──────── Input rows

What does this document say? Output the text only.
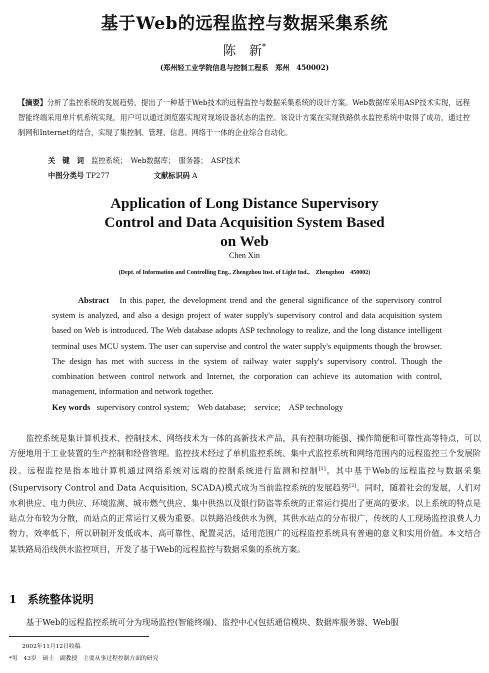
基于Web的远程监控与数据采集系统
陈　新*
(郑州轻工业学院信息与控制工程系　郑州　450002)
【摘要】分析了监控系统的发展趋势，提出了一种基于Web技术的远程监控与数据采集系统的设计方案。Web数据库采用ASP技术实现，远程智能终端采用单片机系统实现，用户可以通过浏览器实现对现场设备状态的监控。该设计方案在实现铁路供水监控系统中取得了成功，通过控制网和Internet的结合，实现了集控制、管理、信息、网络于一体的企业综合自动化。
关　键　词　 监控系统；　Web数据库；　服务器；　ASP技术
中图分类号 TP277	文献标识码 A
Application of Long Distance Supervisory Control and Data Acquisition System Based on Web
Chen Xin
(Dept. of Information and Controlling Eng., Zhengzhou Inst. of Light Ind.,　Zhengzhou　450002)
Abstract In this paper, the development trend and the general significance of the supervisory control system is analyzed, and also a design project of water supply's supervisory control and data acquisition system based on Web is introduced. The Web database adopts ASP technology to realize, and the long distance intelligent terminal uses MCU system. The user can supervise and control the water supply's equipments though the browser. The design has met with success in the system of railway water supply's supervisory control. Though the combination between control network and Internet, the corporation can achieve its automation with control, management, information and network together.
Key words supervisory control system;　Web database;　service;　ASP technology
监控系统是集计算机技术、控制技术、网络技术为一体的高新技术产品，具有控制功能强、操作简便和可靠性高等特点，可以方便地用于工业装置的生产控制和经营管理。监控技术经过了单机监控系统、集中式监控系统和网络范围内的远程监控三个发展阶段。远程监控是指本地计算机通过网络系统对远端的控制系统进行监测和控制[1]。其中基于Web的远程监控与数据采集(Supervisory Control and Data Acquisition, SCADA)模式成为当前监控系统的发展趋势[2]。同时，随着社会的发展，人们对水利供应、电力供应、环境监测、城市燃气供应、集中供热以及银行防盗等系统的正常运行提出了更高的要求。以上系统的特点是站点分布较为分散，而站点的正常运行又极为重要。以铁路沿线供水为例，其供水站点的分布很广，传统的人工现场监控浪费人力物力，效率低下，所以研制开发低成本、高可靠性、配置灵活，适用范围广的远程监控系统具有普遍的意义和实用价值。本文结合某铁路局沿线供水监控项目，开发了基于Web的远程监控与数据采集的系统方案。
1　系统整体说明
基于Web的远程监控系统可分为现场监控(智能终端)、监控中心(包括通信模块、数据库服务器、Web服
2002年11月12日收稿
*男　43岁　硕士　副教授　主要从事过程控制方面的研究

────────────────

Reproduce the full listing faithfully, but do not carry over any pictures.

What does this document say? Output the text only.
基于Web的远程监控与数据采集系统
陈　新*
(郑州轻工业学院信息与控制工程系　郑州　450002)
【摘要】分析了监控系统的发展趋势，提出了一种基于Web技术的远程监控与数据采集系统的设计方案。Web数据库采用ASP技术实现，远程智能终端采用单片机系统实现，用户可以通过浏览器实现对现场设备状态的监控。该设计方案在实现铁路供水监控系统中取得了成功，通过控制网和Internet的结合，实现了集控制、管理、信息、网络于一体的企业综合自动化。
关　键　词　 监控系统；　Web数据库；　服务器；　ASP技术
中图分类号 TP277	文献标识码 A
Application of Long Distance Supervisory Control and Data Acquisition System Based on Web
Chen Xin
(Dept. of Information and Controlling Eng., Zhengzhou Inst. of Light Ind.,　Zhengzhou　450002)
Abstract In this paper, the development trend and the general significance of the supervisory control system is analyzed, and also a design project of water supply's supervisory control and data acquisition system based on Web is introduced. The Web database adopts ASP technology to realize, and the long distance intelligent terminal uses MCU system. The user can supervise and control the water supply's equipments though the browser. The design has met with success in the system of railway water supply's supervisory control. Though the combination between control network and Internet, the corporation can achieve its automation with control, management, information and network together.
Key words supervisory control system;　Web database;　service;　ASP technology
监控系统是集计算机技术、控制技术、网络技术为一体的高新技术产品，具有控制功能强、操作简便和可靠性高等特点，可以方便地用于工业装置的生产控制和经营管理。监控技术经过了单机监控系统、集中式监控系统和网络范围内的远程监控三个发展阶段。远程监控是指本地计算机通过网络系统对远端的控制系统进行监测和控制[1]。其中基于Web的远程监控与数据采集(Supervisory Control and Data Acquisition, SCADA)模式成为当前监控系统的发展趋势[2]。同时，随着社会的发展，人们对水利供应、电力供应、环境监测、城市燃气供应、集中供热以及银行防盗等系统的正常运行提出了更高的要求。以上系统的特点是站点分布较为分散，而站点的正常运行又极为重要。以铁路沿线供水为例，其供水站点的分布很广，传统的人工现场监控浪费人力物力，效率低下，所以研制开发低成本、高可靠性、配置灵活，适用范围广的远程监控系统具有普遍的意义和实用价值。本文结合某铁路局沿线供水监控项目，开发了基于Web的远程监控与数据采集的系统方案。
1　系统整体说明
基于Web的远程监控系统可分为现场监控(智能终端)、监控中心(包括通信模块、数据库服务器、Web服
2002年11月12日收稿
*男　43岁　硕士　副教授　主要从事过程控制方面的研究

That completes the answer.